__YOUR OBJECTIVE__: Find every line with the string "stack" in it, count them, and reply with that count only.

__PROVIDED RECORDS__:
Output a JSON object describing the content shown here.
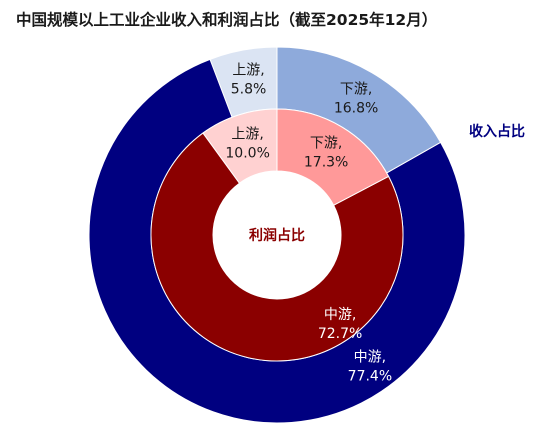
{
  "chart_data": {
    "type": "pie",
    "title": "中国规模以上工业企业收入和利润占比（截至2025年12月）",
    "categories": [
      "上游",
      "中游",
      "下游"
    ],
    "series": [
      {
        "name": "收入占比",
        "values": [
          5.8,
          77.4,
          16.8
        ],
        "labels": [
          "上游,\n5.8%",
          "中游,\n77.4%",
          "下游,\n16.8%"
        ],
        "colors": [
          "#dbe4f3",
          "#000080",
          "#8eaadb"
        ],
        "label_colors": [
          "#1a1a1a",
          "#ffffff",
          "#1a1a1a"
        ]
      },
      {
        "name": "利润占比",
        "values": [
          10.0,
          72.7,
          17.3
        ],
        "labels": [
          "上游,\n10.0%",
          "中游,\n72.7%",
          "下游,\n17.3%"
        ],
        "colors": [
          "#ffd1d1",
          "#8b0000",
          "#ff9999"
        ],
        "label_colors": [
          "#1a1a1a",
          "#ffffff",
          "#1a1a1a"
        ]
      }
    ],
    "annotations": [
      "收入占比",
      "利润占比"
    ],
    "annotation_colors": [
      "#000080",
      "#8b0000"
    ],
    "start_angle": "12 o'clock",
    "direction": "counterclockwise",
    "legend": "none"
  }
}
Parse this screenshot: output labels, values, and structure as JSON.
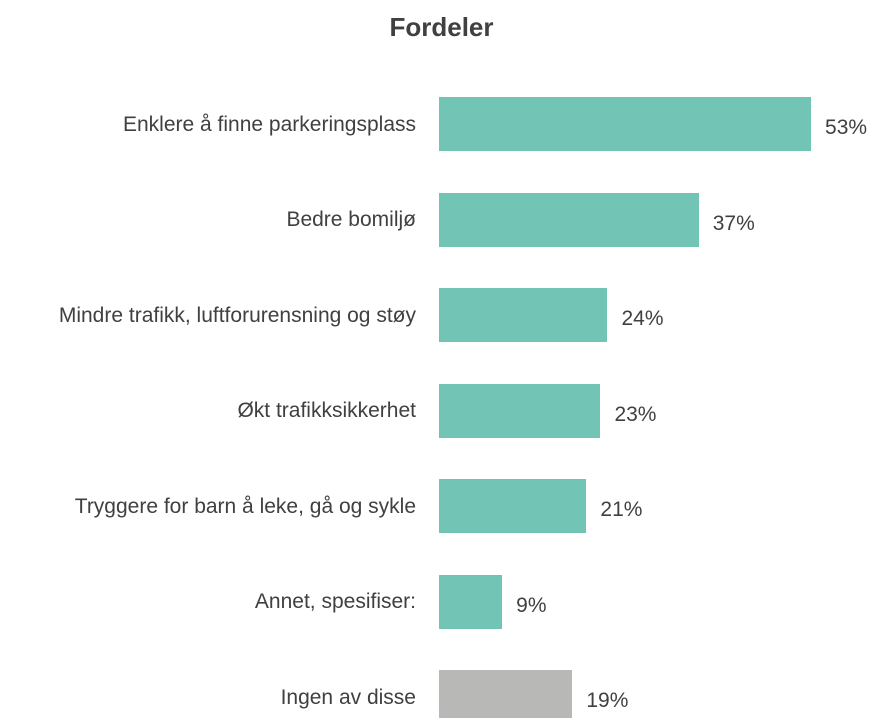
{
  "chart_data": {
    "type": "barh",
    "title": "Fordeler",
    "categories": [
      "Enklere å finne parkeringsplass",
      "Bedre bomiljø",
      "Mindre trafikk, luftforurensning og støy",
      "Økt trafikksikkerhet",
      "Tryggere for barn å leke, gå og sykle",
      "Annet, spesifiser:",
      "Ingen av disse"
    ],
    "values": [
      53,
      37,
      24,
      23,
      21,
      9,
      19
    ],
    "value_labels": [
      "53%",
      "37%",
      "24%",
      "23%",
      "21%",
      "9%",
      "19%"
    ],
    "colors": [
      "#72c4b4",
      "#72c4b4",
      "#72c4b4",
      "#72c4b4",
      "#72c4b4",
      "#72c4b4",
      "#b8b9b6"
    ]
  }
}
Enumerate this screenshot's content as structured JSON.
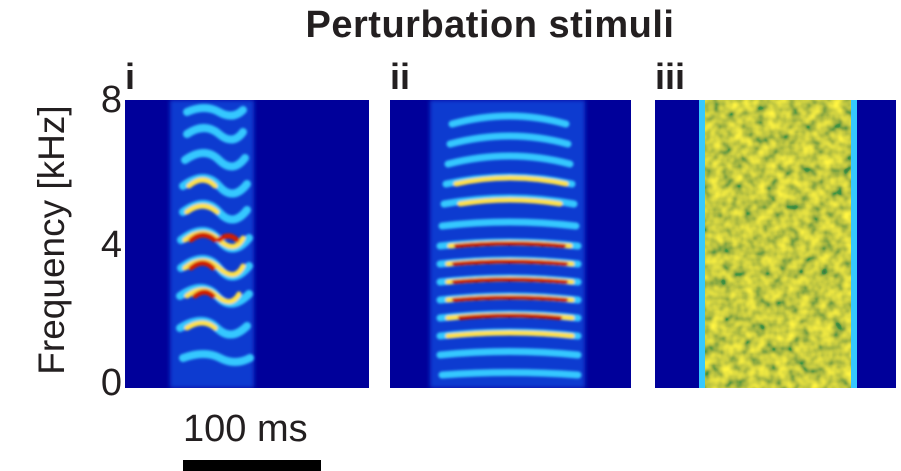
{
  "figure": {
    "title": "Perturbation stimuli",
    "y_axis_label": "Frequency [kHz]",
    "y_ticks": [
      "8",
      "4",
      "0"
    ],
    "scale_bar_label": "100 ms",
    "colors": {
      "background": "#00009a",
      "low": "#3aa0ff",
      "mid": "#ffe14a",
      "high": "#c81400"
    },
    "panels": [
      {
        "label": "i",
        "content": "harmonic stack, short"
      },
      {
        "label": "ii",
        "content": "harmonic stack, long"
      },
      {
        "label": "iii",
        "content": "broadband noise"
      }
    ]
  }
}
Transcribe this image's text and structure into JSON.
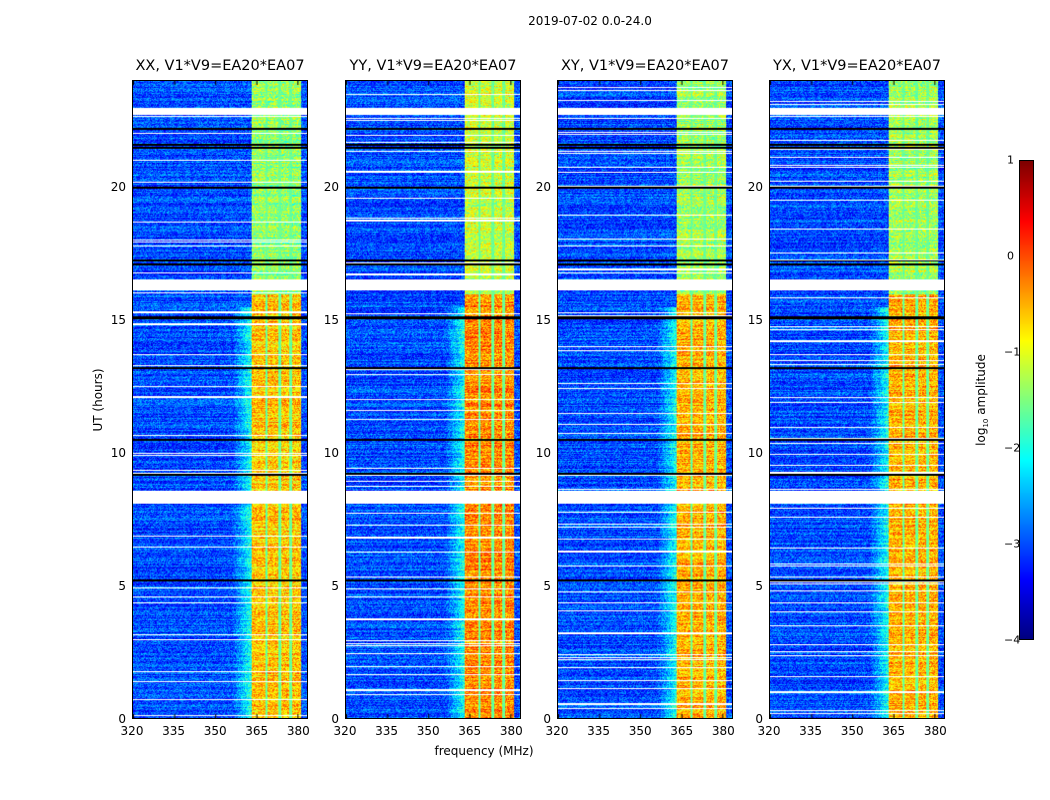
{
  "chart_data": {
    "type": "heatmap",
    "title": "2019-07-02 0.0-24.0",
    "xlabel": "frequency (MHz)",
    "ylabel": "UT (hours)",
    "xlim": [
      320,
      383.5
    ],
    "ylim": [
      0,
      24
    ],
    "xticks": [
      "320",
      "335",
      "350",
      "365",
      "380"
    ],
    "xtick_values": [
      320,
      335,
      350,
      365,
      380
    ],
    "yticks": [
      "0",
      "5",
      "10",
      "15",
      "20"
    ],
    "ytick_values": [
      0,
      5,
      10,
      15,
      20
    ],
    "colormap": "jet",
    "colorbar": {
      "label_prefix": "log",
      "label_sub": "10",
      "label_suffix": " amplitude",
      "range": [
        -4,
        1
      ],
      "ticks": [
        "1",
        "0",
        "−1",
        "−2",
        "−3",
        "−4"
      ],
      "tick_values": [
        1,
        0,
        -1,
        -2,
        -3,
        -4
      ]
    },
    "panels": [
      {
        "title": "XX, V1*V9=EA20*EA07",
        "background_level": -3.0,
        "band_level": -0.9
      },
      {
        "title": "YY, V1*V9=EA20*EA07",
        "background_level": -3.0,
        "band_level": -0.6
      },
      {
        "title": "XY, V1*V9=EA20*EA07",
        "background_level": -3.0,
        "band_level": -0.8
      },
      {
        "title": "YX, V1*V9=EA20*EA07",
        "background_level": -3.0,
        "band_level": -0.8
      }
    ],
    "signal_band_mhz": [
      363,
      381
    ],
    "band_subchannel_gaps_mhz": [
      368.5,
      373.5,
      377.5
    ],
    "flagged_gaps_hours": [
      [
        22.75,
        23.0
      ],
      [
        16.15,
        16.55
      ],
      [
        8.1,
        8.6
      ]
    ],
    "dropout_lines_hours": [
      22.2,
      21.6,
      21.5,
      20.0,
      17.25,
      17.1,
      15.1,
      13.2,
      10.5,
      9.2,
      5.2
    ]
  }
}
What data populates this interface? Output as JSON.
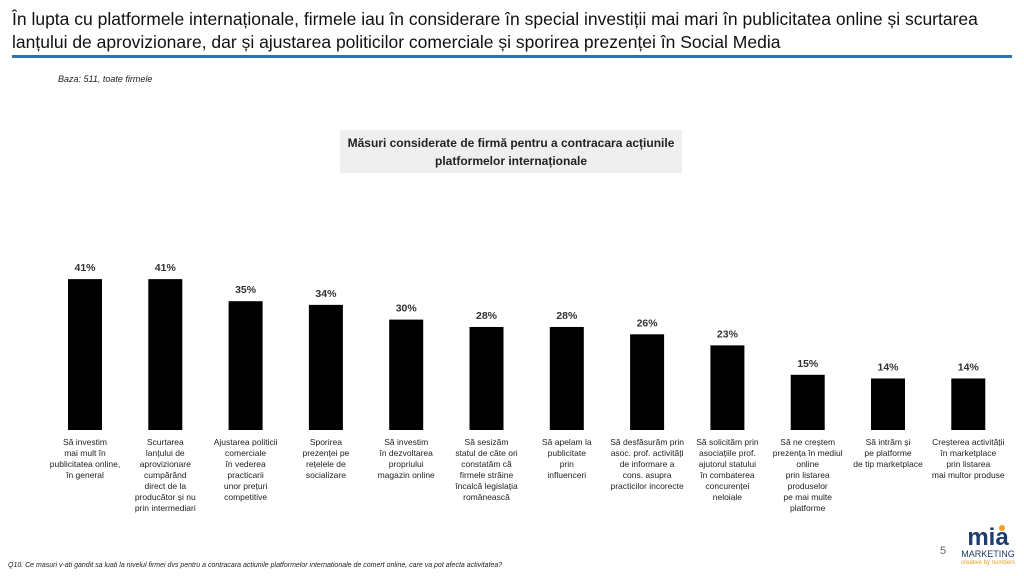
{
  "header": {
    "title": "În lupta cu platformele internaționale, firmele iau în considerare în special investiții mai mari în publicitatea online și scurtarea lanțului de aprovizionare, dar și ajustarea politicilor comerciale și sporirea prezenței în Social Media",
    "base": "Baza: 511, toate firmele"
  },
  "chart_data": {
    "type": "bar",
    "title": "Măsuri considerate de firmă pentru a contracara acțiunile platformelor internaționale",
    "ylim": [
      0,
      45
    ],
    "bar_color": "#000000",
    "categories": [
      "Să investim\nmai mult în\npublicitatea online,\nîn general",
      "Scurtarea\nlanțului de\naprovizionare\ncumpărând\ndirect de la\nproducător și nu\nprin intermediari",
      "Ajustarea politicii\ncomerciale\nîn vederea\npracticarii\nunor prețuri\ncompetitive",
      "Sporirea\nprezenței pe\nrețelele de\nsocializare",
      "Să investim\nîn dezvoltarea\npropriului\nmagazin online",
      "Să sesizăm\nstatul de câte ori\nconstatăm că\nfirmele străine\nîncalcă legislația\nromânească",
      "Să apelam la\npublicitate\nprin\ninfluenceri",
      "Să desfăsurăm prin\nasoc. prof. activități\nde informare a\ncons. asupra\npracticilor incorecte",
      "Să solicităm prin\nasociațiile prof.\najutorul statului\nîn combaterea\nconcurenței\nneloiale",
      "Să ne creștem\nprezența în mediul\nonline\nprin listarea\nproduselor\npe mai multe\nplatforme",
      "Să intrăm și\npe platforme\nde tip marketplace",
      "Creșterea activității\nîn marketplace\nprin listarea\nmai multor produse"
    ],
    "values": [
      41,
      41,
      35,
      34,
      30,
      28,
      28,
      26,
      23,
      15,
      14,
      14
    ],
    "labels": [
      "41%",
      "41%",
      "35%",
      "34%",
      "30%",
      "28%",
      "28%",
      "26%",
      "23%",
      "15%",
      "14%",
      "14%"
    ]
  },
  "footer": {
    "question": "Q10. Ce masuri v-ati gandit sa luati la nivelul firmei dvs pentru a contracara actiunile platformelor internationale de comert online, care va pot afecta activitatea?",
    "page": "5"
  },
  "logo": {
    "name": "mia",
    "sub": "MARKETING",
    "tagline": "creative by numbers"
  }
}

__TASK ANSWER__: 2